### WHAT THE EXERCISE ASKS
Pick out all lines in the listing holding the string "количества" and copy them.

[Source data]
>> BEGIN

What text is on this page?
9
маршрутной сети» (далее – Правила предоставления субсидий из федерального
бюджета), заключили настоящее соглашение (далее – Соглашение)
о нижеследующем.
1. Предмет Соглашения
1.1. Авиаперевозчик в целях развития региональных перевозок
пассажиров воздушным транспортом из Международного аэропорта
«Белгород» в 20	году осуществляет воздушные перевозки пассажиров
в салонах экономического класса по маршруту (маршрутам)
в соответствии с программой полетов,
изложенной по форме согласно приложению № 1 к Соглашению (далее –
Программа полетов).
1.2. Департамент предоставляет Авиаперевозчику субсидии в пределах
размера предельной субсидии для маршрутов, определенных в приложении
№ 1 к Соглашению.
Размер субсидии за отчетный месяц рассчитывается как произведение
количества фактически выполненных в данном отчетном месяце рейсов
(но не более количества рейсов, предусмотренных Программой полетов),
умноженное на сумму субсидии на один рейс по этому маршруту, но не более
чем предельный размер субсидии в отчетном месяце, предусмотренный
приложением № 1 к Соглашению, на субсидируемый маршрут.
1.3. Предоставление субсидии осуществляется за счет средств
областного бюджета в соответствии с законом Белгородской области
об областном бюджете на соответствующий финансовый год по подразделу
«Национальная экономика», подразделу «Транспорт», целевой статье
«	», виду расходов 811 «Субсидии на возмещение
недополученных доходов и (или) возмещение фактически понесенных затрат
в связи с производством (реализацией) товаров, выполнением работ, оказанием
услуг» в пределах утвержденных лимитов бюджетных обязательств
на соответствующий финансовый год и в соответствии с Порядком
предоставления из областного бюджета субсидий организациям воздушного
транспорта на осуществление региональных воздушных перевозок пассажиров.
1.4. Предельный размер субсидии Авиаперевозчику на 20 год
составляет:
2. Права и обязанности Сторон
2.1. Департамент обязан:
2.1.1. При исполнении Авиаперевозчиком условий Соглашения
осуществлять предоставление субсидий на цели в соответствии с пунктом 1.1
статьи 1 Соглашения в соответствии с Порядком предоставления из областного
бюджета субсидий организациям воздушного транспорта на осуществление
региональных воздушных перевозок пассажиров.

>> END

### SOLVED EXERCISE
количества фактически выполненных в данном отчетном месяце рейсов
(но не более количества рейсов, предусмотренных Программой полетов),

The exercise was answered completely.